_Written instruction_
Can you reproduce the data beneath, keeping every line exact?

_Given data_

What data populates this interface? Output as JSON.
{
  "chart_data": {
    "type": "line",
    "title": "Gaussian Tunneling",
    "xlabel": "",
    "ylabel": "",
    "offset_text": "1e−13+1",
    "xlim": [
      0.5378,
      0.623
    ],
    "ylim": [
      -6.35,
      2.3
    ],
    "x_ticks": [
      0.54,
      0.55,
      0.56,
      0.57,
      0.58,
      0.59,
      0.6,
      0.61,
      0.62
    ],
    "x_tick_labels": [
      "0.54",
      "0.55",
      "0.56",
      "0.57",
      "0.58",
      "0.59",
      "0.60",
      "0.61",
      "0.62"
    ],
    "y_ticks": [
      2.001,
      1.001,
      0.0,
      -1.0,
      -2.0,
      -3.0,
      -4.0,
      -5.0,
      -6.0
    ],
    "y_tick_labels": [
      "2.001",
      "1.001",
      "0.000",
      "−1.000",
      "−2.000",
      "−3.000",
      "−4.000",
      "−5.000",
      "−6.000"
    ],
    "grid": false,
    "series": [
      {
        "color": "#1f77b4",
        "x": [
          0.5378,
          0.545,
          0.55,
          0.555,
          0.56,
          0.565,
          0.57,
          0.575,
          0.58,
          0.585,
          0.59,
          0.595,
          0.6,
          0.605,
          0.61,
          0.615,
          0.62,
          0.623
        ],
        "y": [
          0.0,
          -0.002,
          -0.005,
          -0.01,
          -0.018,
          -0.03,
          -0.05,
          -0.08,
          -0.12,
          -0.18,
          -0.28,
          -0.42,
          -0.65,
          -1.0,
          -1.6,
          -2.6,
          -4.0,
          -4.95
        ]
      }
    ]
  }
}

_Answer for the task_
What data populates this interface? Output as JSON.
{
  "chart_data": {
    "type": "line",
    "title": "Gaussian Tunneling",
    "xlabel": "",
    "ylabel": "",
    "offset_text": "1e−13+1",
    "xlim": [
      0.5378,
      0.623
    ],
    "ylim": [
      -6.35,
      2.3
    ],
    "x_ticks": [
      0.54,
      0.55,
      0.56,
      0.57,
      0.58,
      0.59,
      0.6,
      0.61,
      0.62
    ],
    "x_tick_labels": [
      "0.54",
      "0.55",
      "0.56",
      "0.57",
      "0.58",
      "0.59",
      "0.60",
      "0.61",
      "0.62"
    ],
    "y_ticks": [
      2.001,
      1.001,
      0.0,
      -1.0,
      -2.0,
      -3.0,
      -4.0,
      -5.0,
      -6.0
    ],
    "y_tick_labels": [
      "2.001",
      "1.001",
      "0.000",
      "−1.000",
      "−2.000",
      "−3.000",
      "−4.000",
      "−5.000",
      "−6.000"
    ],
    "grid": false,
    "series": [
      {
        "color": "#1f77b4",
        "x": [
          0.5378,
          0.545,
          0.55,
          0.555,
          0.56,
          0.565,
          0.57,
          0.575,
          0.58,
          0.585,
          0.59,
          0.595,
          0.6,
          0.605,
          0.61,
          0.615,
          0.62,
          0.623
        ],
        "y": [
          0.0,
          -0.002,
          -0.005,
          -0.01,
          -0.018,
          -0.03,
          -0.05,
          -0.08,
          -0.12,
          -0.18,
          -0.28,
          -0.42,
          -0.65,
          -1.0,
          -1.6,
          -2.6,
          -4.0,
          -4.95
        ]
      }
    ]
  }
}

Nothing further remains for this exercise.